● Task prompt: Filter these entries so that only lines with the word "detail" remain.

(Extracted records)
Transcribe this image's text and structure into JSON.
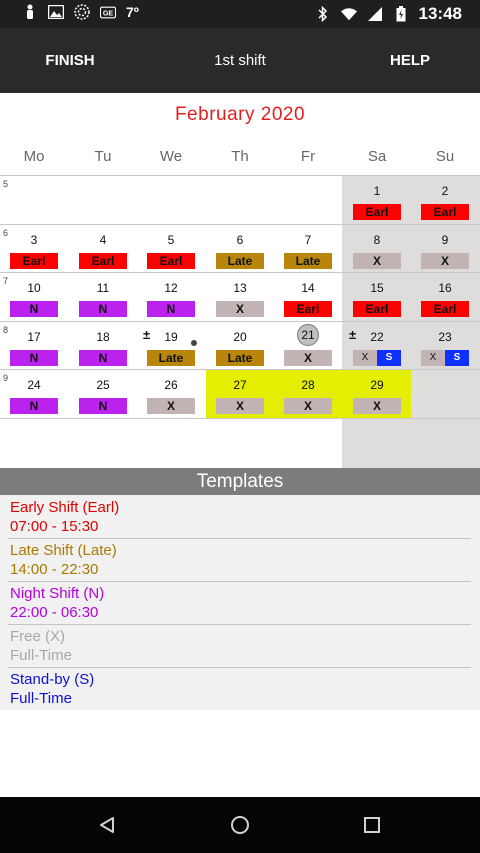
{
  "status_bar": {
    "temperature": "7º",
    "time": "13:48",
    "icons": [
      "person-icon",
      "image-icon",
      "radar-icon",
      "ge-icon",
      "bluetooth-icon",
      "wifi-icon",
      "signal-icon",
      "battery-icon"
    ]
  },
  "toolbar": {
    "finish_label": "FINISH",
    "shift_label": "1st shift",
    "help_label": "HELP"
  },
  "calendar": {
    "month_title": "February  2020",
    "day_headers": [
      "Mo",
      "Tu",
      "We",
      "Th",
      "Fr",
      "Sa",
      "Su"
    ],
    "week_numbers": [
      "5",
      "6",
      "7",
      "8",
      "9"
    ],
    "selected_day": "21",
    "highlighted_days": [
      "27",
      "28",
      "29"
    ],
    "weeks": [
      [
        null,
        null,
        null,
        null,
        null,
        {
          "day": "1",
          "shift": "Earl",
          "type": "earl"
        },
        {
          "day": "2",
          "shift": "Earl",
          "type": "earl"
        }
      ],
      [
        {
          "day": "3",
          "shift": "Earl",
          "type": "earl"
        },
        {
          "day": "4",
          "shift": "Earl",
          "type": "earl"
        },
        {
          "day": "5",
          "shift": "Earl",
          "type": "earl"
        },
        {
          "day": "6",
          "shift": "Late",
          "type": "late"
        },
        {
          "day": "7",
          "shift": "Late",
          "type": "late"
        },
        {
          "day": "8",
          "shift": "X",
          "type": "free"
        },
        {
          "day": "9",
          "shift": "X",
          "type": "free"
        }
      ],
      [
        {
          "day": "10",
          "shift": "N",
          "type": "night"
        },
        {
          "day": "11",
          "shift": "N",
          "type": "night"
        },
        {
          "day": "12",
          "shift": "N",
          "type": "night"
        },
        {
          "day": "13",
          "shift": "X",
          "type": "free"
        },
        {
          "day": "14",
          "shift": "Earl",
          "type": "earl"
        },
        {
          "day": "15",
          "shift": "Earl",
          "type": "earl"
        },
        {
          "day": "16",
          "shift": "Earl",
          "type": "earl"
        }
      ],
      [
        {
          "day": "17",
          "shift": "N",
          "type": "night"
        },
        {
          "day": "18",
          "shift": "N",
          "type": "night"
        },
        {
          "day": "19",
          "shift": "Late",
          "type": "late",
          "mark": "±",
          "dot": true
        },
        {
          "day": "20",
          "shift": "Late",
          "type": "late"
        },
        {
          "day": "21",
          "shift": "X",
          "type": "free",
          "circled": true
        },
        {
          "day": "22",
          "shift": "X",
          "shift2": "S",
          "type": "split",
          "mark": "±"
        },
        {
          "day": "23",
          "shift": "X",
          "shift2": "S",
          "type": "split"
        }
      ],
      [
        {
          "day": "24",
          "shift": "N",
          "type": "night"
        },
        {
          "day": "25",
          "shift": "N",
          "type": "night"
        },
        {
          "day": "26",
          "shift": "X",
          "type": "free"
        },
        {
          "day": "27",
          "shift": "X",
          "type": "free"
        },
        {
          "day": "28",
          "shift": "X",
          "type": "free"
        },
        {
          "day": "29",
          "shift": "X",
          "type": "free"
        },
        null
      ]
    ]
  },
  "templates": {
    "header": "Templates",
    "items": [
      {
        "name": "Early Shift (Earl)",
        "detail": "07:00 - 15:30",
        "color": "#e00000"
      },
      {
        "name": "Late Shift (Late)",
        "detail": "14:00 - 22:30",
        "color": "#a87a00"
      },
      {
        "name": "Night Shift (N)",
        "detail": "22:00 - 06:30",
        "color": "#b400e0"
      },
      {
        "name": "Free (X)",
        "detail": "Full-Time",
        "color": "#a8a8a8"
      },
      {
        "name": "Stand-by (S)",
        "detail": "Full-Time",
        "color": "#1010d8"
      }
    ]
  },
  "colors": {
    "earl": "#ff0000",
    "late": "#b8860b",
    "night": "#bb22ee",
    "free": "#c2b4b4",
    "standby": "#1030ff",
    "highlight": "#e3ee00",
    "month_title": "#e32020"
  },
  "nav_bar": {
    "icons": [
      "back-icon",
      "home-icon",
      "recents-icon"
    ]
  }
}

* * *

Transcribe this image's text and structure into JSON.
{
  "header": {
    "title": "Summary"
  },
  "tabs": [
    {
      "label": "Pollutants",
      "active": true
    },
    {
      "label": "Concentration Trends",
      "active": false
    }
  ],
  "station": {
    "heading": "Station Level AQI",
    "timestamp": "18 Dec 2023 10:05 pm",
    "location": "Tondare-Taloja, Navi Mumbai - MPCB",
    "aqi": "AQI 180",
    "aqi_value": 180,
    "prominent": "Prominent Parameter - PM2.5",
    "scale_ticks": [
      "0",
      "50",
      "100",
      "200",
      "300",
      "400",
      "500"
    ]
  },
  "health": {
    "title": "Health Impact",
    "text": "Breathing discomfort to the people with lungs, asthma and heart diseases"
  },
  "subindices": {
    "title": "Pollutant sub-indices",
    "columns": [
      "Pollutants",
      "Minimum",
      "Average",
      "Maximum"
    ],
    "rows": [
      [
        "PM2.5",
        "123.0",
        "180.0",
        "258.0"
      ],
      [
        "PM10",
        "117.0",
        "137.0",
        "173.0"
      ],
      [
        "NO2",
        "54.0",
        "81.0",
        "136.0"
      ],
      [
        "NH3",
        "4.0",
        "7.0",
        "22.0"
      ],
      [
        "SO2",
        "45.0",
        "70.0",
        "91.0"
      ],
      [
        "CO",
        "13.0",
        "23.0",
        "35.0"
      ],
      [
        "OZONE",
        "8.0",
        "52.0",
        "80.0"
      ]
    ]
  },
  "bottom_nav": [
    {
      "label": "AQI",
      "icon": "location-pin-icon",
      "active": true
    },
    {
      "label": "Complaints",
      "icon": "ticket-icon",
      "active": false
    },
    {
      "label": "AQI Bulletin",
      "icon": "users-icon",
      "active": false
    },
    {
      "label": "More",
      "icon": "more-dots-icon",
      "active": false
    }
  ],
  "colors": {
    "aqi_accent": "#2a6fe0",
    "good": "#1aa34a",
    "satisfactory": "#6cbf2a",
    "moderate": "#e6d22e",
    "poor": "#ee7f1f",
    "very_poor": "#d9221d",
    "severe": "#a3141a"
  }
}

● Result of this exercise:
        "detail": "07:00 - 15:30",
        "detail": "14:00 - 22:30",
        "detail": "22:00 - 06:30",
        "detail": "Full-Time",
        "detail": "Full-Time",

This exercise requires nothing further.